### What the task requires:
Among the entries that follow, tally the lines with the string "JSON". Give no more than the number.

Stored records:
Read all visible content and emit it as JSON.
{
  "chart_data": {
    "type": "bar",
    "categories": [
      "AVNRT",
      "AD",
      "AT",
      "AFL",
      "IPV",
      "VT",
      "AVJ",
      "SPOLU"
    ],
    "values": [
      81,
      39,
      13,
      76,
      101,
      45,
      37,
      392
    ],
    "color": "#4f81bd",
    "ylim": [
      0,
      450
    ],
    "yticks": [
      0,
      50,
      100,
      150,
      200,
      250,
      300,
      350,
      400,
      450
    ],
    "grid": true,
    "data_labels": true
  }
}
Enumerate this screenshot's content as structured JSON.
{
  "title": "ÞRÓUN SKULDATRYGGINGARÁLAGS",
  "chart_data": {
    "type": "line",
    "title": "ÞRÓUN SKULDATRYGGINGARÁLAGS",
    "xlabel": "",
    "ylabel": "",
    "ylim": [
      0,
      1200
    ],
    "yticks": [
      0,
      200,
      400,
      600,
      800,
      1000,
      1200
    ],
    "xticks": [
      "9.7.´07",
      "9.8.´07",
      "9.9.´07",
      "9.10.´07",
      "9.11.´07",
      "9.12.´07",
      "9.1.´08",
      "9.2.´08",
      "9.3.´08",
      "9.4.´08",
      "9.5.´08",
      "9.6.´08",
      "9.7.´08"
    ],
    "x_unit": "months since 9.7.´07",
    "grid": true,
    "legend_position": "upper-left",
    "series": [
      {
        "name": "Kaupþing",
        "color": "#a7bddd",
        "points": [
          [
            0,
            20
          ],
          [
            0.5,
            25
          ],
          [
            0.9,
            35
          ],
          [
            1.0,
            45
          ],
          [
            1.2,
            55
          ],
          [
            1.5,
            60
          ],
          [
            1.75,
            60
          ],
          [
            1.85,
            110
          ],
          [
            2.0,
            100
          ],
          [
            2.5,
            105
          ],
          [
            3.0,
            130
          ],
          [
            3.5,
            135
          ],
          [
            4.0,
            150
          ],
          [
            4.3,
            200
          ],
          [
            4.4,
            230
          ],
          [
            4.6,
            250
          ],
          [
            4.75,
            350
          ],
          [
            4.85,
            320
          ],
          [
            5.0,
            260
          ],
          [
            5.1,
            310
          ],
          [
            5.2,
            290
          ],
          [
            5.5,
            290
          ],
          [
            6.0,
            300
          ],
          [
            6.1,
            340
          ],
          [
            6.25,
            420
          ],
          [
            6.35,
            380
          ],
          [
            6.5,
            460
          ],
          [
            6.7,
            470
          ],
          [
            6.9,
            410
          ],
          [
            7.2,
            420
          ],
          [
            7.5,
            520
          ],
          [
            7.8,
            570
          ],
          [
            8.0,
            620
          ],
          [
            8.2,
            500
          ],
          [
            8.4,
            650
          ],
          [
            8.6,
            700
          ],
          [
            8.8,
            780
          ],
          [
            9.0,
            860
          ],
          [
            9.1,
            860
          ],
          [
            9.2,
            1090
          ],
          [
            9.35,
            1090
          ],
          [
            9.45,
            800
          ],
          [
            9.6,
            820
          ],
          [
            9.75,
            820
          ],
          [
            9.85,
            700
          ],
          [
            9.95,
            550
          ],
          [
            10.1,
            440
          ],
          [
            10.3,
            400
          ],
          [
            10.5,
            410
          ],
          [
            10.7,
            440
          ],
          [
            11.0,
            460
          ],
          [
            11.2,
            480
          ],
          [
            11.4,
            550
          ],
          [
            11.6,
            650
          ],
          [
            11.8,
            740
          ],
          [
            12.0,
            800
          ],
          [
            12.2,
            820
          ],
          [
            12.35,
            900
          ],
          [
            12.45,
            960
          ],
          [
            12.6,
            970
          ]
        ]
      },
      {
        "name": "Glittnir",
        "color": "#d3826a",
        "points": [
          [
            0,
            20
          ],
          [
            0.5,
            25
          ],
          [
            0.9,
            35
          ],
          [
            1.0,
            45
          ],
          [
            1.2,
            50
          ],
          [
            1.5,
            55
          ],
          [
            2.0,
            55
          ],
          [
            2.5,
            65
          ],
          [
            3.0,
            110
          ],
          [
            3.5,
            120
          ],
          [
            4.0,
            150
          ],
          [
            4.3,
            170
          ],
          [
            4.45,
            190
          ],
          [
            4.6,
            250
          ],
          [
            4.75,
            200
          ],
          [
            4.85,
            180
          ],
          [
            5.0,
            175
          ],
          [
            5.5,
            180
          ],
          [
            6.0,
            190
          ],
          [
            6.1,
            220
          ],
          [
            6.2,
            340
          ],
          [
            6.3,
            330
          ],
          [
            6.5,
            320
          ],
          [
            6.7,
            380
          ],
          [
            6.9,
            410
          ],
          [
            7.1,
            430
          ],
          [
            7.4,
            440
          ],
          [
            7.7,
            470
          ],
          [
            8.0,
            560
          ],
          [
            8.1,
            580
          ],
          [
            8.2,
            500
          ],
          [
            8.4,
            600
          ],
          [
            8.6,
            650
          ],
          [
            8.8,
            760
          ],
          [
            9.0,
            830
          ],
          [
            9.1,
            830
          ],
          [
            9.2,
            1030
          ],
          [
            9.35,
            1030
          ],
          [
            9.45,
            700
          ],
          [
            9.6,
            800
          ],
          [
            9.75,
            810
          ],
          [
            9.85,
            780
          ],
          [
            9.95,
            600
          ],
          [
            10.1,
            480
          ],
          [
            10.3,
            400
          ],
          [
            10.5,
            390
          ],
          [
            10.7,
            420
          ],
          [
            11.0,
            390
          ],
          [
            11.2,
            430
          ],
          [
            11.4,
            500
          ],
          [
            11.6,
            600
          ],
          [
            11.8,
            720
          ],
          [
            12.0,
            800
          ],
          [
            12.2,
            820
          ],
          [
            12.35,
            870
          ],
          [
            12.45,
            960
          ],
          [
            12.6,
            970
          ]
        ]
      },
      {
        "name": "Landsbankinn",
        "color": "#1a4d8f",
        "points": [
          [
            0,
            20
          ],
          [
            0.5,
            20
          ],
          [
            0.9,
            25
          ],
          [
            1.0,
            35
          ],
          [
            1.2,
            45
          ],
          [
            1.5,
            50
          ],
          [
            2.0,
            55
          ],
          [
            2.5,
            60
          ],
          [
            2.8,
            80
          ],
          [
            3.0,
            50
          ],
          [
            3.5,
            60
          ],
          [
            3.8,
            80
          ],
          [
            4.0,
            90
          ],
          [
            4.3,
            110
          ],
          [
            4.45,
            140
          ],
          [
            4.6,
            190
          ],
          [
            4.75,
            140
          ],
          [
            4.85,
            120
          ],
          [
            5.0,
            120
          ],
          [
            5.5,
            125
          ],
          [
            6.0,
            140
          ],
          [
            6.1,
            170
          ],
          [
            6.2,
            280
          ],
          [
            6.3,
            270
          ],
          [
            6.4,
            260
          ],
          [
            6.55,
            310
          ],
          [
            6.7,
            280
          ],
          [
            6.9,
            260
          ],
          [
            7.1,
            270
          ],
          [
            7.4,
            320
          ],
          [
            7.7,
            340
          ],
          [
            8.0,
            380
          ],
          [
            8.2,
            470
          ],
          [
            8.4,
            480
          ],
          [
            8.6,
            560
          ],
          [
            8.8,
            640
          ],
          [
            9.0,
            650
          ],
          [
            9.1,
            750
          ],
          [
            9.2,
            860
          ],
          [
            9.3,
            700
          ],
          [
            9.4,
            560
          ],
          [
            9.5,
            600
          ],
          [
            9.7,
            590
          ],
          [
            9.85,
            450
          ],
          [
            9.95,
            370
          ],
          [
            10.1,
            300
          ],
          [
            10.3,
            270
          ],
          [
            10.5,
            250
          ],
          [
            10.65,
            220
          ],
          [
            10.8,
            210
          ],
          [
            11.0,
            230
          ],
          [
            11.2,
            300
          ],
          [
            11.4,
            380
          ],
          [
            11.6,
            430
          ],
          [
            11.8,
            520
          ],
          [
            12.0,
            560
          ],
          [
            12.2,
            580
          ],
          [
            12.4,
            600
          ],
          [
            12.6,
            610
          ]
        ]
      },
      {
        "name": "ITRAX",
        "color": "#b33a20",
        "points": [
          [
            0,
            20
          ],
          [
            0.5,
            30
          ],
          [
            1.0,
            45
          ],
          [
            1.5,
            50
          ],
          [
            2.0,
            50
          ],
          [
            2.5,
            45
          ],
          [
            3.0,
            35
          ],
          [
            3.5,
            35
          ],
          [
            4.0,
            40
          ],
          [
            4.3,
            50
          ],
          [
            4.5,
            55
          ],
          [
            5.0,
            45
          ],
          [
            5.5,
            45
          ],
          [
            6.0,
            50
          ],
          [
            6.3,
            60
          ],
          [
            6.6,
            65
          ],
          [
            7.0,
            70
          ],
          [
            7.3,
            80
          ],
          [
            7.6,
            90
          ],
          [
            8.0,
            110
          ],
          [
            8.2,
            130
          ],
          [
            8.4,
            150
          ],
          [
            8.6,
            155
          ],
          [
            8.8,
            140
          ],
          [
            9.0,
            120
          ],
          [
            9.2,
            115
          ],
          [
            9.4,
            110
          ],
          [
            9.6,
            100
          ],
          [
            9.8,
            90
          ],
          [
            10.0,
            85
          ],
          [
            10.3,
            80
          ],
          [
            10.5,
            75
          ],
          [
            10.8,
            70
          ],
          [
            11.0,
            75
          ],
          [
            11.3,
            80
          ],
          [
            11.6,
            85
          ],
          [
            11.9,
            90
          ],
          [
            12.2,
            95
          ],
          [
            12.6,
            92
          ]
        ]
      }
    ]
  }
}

### Worked answer:
2